▸ INSTRUCTION
Using the data below, copy every line that contains the word "ignition".

(Data excerpts)

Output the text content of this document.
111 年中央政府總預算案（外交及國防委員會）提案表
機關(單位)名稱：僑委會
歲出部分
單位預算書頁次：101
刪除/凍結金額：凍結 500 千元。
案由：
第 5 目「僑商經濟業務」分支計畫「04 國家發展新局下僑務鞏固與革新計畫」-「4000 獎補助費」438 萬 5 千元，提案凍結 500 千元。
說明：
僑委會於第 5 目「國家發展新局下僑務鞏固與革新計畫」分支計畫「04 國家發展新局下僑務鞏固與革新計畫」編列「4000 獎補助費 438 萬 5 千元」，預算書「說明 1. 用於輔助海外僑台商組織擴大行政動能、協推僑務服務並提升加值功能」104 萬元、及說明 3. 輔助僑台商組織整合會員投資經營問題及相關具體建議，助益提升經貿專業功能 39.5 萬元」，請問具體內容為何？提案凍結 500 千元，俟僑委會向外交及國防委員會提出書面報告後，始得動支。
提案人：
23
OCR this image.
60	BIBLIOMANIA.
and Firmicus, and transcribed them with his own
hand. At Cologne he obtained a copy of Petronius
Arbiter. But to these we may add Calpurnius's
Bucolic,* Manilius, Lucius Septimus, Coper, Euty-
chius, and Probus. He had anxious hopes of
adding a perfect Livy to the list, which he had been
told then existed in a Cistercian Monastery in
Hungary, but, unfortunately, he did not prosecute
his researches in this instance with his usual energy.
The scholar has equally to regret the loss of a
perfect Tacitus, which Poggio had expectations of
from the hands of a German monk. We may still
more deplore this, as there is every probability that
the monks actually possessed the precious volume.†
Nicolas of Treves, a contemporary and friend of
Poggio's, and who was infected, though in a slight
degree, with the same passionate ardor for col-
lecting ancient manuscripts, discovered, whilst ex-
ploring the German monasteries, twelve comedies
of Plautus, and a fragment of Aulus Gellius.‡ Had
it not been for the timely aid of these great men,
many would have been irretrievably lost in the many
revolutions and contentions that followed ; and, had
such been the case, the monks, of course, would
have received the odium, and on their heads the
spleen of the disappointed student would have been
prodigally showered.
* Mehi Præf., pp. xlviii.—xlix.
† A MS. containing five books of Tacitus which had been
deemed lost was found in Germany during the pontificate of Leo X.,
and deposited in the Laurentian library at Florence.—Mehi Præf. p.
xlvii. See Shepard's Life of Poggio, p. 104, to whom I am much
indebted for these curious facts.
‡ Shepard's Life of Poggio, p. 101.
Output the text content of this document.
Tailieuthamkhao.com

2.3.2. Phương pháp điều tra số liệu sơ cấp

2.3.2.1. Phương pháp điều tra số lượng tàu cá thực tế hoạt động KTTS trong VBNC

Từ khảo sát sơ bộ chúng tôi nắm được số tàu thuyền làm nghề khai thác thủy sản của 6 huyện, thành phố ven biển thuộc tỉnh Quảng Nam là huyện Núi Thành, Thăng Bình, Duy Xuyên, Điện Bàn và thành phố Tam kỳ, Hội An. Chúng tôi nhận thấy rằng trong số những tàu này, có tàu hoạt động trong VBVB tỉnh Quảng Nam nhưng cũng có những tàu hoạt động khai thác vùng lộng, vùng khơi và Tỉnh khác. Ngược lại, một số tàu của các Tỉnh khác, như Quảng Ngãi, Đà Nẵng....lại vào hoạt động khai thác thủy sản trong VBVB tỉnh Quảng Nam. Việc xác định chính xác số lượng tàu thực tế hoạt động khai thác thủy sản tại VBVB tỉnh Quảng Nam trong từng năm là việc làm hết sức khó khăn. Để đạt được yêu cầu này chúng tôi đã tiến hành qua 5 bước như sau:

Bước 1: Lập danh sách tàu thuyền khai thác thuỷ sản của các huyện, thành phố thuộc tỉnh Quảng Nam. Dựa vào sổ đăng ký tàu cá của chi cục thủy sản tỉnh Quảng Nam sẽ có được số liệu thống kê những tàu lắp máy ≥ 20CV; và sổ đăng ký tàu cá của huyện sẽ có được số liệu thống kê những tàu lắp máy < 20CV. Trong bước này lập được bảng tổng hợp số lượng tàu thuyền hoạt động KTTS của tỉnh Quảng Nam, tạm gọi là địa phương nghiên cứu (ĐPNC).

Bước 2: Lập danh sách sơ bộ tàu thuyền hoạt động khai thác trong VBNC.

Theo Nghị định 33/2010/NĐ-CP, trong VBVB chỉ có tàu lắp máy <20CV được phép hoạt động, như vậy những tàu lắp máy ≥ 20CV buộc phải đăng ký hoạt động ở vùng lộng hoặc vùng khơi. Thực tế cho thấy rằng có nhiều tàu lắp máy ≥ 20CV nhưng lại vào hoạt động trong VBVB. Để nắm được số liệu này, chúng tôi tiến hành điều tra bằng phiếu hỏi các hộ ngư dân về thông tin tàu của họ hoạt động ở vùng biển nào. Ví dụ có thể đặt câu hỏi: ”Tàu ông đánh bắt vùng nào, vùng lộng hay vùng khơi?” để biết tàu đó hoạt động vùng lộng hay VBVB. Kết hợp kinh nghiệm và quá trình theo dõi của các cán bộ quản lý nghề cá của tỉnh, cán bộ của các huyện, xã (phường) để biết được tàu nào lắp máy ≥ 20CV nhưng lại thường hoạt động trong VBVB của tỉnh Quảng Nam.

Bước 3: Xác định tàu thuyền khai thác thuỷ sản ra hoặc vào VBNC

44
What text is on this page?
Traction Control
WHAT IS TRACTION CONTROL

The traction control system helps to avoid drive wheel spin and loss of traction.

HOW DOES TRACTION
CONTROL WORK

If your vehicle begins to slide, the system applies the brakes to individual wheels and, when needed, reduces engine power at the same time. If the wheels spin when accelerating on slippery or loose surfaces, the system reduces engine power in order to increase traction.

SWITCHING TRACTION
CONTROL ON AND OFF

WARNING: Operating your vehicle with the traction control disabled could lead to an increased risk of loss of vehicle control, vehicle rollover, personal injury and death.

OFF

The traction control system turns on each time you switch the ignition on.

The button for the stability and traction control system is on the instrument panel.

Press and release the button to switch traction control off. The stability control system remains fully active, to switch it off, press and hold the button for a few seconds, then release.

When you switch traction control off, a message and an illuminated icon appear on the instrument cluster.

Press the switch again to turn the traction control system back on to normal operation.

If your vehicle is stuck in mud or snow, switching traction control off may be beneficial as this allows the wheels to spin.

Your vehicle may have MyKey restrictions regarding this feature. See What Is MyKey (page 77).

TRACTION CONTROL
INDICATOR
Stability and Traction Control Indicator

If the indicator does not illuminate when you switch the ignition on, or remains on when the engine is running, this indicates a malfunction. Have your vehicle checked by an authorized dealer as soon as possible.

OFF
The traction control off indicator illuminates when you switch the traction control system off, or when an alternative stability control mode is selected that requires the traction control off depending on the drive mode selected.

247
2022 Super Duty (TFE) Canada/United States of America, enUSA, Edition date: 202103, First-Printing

▸ WRITTEN RESPONSE
The traction control system turns on each time you switch the ignition on.
If the indicator does not illuminate when you switch the ignition on, or remains on when the engine is running, this indicates a malfunction. Have your vehicle checked by an authorized dealer as soon as possible.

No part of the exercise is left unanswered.